## Stated task
Count the lines below that contain the word "Запуск", and reply with only that number.
** start Raw data **
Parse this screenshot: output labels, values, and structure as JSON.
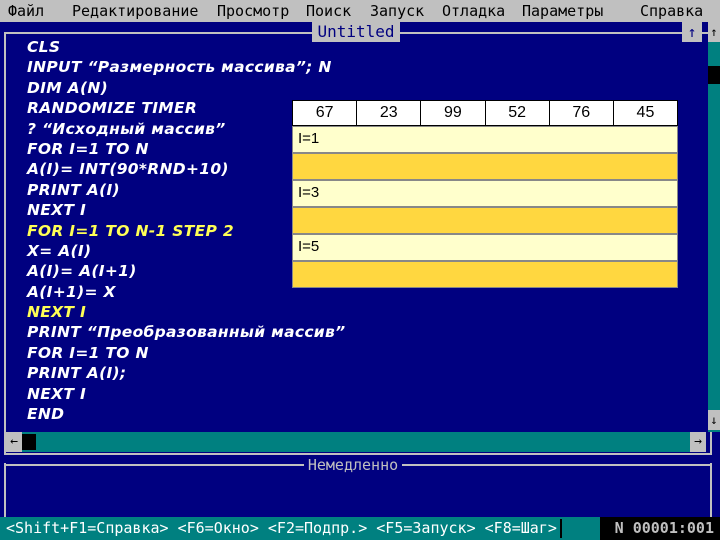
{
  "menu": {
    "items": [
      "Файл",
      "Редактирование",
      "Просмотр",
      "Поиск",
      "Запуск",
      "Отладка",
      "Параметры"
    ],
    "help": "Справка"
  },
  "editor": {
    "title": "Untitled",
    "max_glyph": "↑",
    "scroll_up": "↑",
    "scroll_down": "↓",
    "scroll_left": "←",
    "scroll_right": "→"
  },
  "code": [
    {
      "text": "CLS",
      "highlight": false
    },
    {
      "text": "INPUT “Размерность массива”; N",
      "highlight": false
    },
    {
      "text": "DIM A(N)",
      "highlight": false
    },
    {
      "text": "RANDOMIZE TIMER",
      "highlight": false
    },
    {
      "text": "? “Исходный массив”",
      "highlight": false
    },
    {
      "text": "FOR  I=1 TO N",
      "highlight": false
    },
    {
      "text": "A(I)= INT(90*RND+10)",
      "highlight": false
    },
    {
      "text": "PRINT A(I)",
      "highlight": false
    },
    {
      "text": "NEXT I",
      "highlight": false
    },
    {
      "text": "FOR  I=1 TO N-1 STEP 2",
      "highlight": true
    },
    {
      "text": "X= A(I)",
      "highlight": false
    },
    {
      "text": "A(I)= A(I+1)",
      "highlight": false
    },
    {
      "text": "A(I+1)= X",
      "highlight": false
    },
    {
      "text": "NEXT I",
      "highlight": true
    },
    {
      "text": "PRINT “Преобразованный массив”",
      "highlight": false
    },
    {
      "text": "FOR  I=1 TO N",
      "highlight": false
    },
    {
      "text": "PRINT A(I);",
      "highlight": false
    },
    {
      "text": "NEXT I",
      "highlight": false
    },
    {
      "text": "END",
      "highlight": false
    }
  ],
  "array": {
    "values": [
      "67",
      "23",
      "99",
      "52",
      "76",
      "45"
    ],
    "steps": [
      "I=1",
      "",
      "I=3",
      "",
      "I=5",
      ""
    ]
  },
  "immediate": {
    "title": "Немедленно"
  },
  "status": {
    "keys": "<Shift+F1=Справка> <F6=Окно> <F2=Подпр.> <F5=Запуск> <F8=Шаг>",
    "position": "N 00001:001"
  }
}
** end Raw data **
** start Raw data **
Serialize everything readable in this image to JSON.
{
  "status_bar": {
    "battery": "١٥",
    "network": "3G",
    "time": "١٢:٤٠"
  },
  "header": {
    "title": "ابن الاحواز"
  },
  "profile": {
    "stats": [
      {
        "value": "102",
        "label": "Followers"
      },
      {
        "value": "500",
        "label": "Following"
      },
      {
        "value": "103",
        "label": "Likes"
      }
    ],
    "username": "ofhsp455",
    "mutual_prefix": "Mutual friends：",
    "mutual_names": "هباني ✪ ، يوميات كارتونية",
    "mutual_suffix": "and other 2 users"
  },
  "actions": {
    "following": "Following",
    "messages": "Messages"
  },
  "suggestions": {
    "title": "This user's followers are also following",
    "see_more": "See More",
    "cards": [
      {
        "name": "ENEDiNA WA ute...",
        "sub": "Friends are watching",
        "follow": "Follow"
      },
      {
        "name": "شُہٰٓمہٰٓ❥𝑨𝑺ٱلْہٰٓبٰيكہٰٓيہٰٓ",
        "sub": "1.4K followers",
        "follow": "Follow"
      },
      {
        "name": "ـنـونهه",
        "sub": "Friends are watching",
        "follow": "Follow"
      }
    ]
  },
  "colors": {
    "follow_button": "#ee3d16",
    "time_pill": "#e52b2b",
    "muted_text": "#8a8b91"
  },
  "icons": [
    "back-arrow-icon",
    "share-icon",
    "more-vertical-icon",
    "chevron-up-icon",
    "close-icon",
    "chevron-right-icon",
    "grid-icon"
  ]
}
** end Raw data **
** start Raw data **
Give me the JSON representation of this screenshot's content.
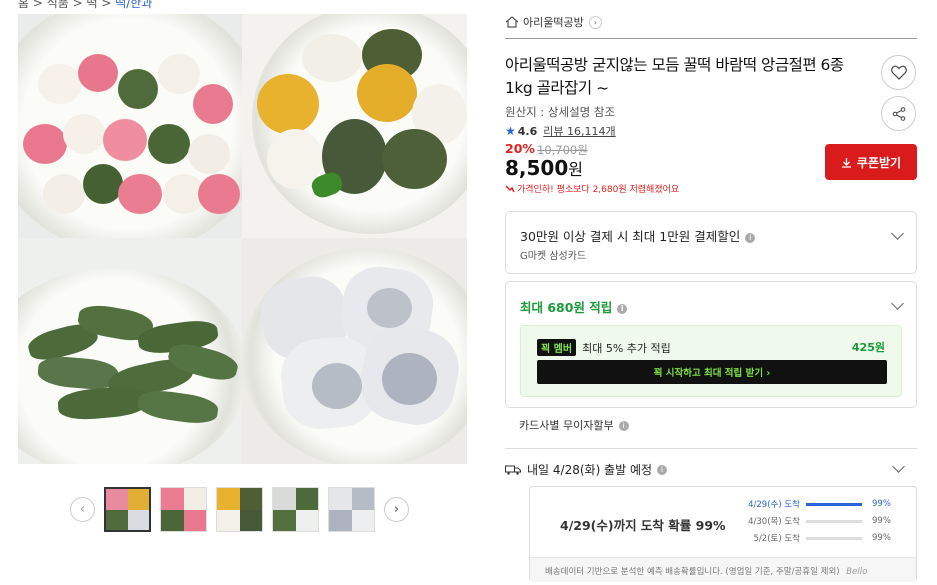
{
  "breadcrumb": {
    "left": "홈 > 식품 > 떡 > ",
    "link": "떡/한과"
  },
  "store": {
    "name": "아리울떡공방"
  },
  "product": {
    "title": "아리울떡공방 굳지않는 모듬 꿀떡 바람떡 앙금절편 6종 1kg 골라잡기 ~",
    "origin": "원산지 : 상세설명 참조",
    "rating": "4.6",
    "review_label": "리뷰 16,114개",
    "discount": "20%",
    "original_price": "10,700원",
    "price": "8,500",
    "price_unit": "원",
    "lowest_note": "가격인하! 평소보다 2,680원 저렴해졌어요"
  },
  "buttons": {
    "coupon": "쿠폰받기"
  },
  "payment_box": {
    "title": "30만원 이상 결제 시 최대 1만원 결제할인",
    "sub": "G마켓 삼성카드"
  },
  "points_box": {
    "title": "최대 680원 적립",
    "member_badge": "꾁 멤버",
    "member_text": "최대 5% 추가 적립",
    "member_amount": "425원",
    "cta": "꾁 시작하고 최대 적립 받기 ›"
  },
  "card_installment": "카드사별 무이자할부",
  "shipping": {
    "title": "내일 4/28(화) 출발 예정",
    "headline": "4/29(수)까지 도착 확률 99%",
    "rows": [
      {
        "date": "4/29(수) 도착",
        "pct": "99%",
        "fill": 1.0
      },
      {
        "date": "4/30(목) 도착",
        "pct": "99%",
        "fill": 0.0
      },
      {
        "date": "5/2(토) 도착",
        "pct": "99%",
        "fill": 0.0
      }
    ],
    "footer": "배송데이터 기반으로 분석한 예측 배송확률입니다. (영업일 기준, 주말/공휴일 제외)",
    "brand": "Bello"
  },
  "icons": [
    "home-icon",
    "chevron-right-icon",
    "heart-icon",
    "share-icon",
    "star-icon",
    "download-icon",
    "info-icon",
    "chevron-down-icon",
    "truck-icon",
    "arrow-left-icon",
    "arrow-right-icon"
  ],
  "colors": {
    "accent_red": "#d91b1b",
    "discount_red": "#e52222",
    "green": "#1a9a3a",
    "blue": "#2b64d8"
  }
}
** end Raw data **
## Finished exercise
2